GOAL:
Search the listing for "světě" and copy every line where it appears.

PROVIDED MATERIAL:

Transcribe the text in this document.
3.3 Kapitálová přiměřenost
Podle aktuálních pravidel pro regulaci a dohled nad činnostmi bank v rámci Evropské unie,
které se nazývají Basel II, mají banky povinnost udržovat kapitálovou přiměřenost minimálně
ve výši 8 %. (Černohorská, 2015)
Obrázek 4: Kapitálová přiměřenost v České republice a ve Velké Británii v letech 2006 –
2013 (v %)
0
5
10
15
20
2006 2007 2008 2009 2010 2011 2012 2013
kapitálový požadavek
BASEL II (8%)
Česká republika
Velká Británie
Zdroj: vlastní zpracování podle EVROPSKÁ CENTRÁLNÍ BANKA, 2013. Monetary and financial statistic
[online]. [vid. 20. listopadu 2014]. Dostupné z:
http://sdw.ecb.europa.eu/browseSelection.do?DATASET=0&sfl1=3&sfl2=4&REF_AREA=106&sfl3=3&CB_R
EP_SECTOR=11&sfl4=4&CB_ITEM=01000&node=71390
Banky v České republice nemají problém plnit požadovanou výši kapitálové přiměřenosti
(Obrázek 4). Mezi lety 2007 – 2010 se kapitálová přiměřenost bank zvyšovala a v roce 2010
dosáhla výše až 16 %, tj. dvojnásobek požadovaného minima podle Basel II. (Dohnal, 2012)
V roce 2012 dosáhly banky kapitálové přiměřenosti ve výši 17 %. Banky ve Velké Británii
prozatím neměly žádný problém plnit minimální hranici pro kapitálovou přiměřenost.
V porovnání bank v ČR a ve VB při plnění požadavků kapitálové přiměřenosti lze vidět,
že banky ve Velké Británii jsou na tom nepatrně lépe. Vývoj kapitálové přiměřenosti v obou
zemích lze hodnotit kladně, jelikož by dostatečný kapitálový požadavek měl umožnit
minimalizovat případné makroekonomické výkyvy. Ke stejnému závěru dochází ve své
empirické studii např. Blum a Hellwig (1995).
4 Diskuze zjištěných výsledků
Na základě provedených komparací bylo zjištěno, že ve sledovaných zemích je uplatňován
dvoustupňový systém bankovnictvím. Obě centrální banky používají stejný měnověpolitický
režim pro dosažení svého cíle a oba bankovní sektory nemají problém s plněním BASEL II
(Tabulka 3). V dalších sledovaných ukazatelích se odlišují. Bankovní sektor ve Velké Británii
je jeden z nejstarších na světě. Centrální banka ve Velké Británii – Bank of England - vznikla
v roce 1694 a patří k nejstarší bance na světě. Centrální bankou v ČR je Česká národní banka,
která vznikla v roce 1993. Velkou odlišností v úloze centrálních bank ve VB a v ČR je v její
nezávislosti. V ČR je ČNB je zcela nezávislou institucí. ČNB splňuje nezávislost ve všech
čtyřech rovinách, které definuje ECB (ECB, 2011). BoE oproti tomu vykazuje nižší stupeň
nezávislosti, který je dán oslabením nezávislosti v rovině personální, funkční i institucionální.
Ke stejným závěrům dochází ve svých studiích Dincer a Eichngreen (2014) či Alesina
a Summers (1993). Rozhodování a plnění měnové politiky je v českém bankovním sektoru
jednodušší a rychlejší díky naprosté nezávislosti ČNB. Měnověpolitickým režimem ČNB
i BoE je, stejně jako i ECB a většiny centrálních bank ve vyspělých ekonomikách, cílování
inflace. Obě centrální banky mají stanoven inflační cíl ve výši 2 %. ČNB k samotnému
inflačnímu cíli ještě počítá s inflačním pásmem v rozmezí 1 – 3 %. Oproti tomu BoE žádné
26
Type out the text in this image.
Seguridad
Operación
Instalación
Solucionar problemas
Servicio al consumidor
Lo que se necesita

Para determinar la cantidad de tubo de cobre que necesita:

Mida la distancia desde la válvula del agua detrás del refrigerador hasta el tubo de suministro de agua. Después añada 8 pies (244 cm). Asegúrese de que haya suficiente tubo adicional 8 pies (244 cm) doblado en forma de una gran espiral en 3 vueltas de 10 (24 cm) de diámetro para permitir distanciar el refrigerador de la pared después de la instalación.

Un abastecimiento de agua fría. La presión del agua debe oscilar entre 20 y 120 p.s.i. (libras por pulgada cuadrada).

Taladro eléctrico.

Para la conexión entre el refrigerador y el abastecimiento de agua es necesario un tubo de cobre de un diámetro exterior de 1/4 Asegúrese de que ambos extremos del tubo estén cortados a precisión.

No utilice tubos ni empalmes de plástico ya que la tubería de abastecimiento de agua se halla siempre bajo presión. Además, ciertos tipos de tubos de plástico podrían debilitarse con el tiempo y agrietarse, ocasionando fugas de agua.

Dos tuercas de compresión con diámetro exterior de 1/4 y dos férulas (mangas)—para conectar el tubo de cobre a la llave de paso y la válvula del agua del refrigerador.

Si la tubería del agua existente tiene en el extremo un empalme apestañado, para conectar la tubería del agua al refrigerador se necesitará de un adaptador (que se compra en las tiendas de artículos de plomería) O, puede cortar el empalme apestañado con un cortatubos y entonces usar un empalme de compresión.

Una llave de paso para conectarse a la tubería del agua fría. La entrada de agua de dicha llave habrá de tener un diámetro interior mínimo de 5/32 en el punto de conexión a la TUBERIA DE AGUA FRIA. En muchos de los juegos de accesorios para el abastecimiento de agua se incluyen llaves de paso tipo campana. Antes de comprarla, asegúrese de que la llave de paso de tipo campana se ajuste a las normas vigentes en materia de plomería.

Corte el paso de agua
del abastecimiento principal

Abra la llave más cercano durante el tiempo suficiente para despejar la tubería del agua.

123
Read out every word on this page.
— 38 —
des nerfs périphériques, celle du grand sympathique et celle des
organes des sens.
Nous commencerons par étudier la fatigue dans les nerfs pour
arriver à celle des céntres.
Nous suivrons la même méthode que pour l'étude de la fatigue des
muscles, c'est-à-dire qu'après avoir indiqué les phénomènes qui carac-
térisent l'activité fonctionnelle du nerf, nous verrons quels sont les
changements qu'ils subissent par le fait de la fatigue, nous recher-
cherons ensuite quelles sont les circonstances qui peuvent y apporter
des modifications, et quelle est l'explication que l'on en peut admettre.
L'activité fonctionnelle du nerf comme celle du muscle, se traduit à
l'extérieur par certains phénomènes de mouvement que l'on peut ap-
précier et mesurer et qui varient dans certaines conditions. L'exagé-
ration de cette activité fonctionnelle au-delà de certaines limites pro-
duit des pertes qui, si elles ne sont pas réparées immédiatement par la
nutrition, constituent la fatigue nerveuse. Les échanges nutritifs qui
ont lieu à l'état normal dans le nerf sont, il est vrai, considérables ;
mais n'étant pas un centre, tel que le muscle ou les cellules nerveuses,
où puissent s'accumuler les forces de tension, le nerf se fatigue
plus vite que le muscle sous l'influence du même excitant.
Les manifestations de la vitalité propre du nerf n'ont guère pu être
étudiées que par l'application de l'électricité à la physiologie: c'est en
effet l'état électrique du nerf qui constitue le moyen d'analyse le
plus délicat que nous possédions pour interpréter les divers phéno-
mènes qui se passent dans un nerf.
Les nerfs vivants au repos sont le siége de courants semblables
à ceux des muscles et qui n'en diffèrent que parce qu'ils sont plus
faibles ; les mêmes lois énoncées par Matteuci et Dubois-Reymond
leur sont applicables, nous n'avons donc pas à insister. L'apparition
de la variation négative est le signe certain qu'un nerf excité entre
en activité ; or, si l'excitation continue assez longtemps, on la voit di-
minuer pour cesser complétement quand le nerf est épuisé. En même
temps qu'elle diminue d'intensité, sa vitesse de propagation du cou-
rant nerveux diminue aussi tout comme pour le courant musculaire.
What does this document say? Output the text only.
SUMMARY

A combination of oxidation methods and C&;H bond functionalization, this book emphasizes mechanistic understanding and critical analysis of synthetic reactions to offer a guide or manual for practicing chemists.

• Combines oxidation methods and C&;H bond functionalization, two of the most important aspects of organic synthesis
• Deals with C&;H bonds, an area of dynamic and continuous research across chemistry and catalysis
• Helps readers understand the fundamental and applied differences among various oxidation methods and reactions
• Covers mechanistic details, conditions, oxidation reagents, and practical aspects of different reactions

SOLVED PROBLEM:
je jeden z nejstarších na světě. Centrální banka ve Velké Británii – Bank of England - vznikla
v roce 1694 a patří k nejstarší bance na světě. Centrální bankou v ČR je Česká národní banka,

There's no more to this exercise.